**REQUIREMENTS:** Count the lines in the records below that contain the word "environments", and give only that number.

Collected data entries
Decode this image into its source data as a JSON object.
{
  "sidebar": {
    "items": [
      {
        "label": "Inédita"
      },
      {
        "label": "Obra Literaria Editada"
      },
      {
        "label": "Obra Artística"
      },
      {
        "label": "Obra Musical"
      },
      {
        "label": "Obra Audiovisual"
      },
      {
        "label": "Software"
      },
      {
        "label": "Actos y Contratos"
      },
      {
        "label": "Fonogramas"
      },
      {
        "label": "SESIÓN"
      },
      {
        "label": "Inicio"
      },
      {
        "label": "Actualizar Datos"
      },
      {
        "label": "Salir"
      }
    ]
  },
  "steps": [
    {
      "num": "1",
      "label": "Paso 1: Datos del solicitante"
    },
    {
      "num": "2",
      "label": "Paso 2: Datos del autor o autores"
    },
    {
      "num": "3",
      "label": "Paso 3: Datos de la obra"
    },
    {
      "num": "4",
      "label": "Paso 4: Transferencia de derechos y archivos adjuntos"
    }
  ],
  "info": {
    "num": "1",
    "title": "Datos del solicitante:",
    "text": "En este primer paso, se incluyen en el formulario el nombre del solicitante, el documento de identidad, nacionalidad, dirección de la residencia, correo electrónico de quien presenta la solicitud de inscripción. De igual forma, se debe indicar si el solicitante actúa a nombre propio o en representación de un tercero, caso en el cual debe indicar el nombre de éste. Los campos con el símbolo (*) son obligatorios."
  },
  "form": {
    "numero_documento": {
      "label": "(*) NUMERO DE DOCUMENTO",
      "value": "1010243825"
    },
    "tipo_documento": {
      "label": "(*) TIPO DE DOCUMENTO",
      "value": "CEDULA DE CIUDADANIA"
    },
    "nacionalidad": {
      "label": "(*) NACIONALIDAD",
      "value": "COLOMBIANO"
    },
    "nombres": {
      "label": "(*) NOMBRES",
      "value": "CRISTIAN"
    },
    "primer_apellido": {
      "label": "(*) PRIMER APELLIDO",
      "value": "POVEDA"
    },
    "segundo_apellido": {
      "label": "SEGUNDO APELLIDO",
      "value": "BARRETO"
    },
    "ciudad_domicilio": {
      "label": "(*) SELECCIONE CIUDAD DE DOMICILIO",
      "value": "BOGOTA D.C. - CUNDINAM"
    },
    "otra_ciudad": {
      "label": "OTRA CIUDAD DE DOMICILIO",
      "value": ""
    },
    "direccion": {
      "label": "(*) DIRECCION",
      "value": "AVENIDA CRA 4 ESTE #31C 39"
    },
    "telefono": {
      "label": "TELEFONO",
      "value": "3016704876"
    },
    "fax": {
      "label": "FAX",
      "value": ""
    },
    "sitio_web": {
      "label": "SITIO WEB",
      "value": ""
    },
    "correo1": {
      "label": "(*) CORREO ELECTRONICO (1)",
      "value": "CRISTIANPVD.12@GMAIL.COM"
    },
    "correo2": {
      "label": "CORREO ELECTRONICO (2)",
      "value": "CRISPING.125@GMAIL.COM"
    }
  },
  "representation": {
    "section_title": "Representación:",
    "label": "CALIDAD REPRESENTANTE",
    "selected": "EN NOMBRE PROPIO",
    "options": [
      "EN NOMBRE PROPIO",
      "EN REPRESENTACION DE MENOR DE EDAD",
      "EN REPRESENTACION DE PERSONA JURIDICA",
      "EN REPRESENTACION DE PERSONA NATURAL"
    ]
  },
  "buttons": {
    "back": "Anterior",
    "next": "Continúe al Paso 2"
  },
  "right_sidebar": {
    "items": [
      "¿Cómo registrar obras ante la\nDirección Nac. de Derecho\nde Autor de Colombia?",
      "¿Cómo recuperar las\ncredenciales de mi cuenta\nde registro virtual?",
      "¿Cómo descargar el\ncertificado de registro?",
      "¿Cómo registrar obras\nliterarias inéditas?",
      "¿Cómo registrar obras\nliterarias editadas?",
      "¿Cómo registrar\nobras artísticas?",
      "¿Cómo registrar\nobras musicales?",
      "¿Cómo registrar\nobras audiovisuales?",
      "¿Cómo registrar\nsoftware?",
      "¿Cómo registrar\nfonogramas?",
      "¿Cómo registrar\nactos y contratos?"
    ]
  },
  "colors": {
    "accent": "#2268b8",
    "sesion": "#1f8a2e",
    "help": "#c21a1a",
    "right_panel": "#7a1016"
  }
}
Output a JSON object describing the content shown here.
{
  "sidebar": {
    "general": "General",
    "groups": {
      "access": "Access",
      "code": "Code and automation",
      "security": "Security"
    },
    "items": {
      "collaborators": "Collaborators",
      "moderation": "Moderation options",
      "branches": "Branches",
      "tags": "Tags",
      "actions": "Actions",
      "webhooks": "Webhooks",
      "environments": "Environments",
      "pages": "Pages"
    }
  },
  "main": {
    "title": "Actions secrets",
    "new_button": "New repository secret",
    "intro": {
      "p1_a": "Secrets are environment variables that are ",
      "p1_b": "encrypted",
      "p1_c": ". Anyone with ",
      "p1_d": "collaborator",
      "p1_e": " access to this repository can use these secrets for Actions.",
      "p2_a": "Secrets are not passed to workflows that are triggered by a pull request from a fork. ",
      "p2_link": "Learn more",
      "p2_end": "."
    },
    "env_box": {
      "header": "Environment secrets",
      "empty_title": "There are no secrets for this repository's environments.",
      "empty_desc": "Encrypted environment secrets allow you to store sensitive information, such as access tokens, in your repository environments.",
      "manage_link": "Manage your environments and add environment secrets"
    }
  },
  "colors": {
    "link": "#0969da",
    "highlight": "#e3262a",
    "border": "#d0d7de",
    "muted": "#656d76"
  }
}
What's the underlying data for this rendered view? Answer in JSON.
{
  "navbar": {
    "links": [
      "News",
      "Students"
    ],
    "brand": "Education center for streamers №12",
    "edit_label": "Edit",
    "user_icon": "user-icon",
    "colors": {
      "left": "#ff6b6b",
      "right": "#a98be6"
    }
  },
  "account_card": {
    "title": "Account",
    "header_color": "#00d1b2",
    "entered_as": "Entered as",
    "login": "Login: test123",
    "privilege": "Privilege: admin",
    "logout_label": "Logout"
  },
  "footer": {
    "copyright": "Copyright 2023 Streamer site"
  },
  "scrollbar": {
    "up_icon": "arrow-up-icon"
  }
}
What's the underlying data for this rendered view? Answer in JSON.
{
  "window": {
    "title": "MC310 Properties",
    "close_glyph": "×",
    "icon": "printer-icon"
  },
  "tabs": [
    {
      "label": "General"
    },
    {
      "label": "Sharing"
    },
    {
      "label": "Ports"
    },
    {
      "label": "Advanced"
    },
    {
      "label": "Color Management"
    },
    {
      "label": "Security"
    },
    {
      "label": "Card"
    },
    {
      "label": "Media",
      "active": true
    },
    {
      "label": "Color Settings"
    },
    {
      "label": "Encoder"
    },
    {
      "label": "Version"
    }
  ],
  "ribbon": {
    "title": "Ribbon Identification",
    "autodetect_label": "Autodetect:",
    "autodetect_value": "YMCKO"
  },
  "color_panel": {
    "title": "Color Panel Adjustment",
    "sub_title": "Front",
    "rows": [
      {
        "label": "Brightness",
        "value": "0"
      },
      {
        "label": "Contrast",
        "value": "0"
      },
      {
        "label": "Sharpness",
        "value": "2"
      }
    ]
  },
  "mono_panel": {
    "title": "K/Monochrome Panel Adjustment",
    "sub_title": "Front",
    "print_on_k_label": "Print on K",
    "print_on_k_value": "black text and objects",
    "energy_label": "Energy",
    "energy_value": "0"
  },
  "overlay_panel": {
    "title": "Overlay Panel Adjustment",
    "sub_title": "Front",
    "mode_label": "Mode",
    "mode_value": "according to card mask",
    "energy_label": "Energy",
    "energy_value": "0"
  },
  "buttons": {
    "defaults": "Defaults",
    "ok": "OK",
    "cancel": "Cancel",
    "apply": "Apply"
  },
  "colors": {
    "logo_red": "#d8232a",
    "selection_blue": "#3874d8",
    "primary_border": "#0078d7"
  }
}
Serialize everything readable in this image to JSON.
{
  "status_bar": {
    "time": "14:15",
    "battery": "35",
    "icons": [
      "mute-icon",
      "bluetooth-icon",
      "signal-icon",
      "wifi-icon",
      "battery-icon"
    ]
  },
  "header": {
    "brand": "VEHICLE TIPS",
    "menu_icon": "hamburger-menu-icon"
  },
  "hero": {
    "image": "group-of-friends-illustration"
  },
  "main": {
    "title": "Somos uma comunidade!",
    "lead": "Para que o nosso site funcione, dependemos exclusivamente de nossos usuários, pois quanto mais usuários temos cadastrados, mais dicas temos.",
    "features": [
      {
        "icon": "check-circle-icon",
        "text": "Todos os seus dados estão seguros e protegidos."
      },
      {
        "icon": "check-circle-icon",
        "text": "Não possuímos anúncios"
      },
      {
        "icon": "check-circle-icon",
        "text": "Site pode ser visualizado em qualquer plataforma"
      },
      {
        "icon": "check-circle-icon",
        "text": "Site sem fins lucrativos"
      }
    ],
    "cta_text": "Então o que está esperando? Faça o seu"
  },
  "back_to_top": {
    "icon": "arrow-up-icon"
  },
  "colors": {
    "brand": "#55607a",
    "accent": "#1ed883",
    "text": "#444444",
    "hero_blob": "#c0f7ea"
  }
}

**TASK OUTPUT:** 4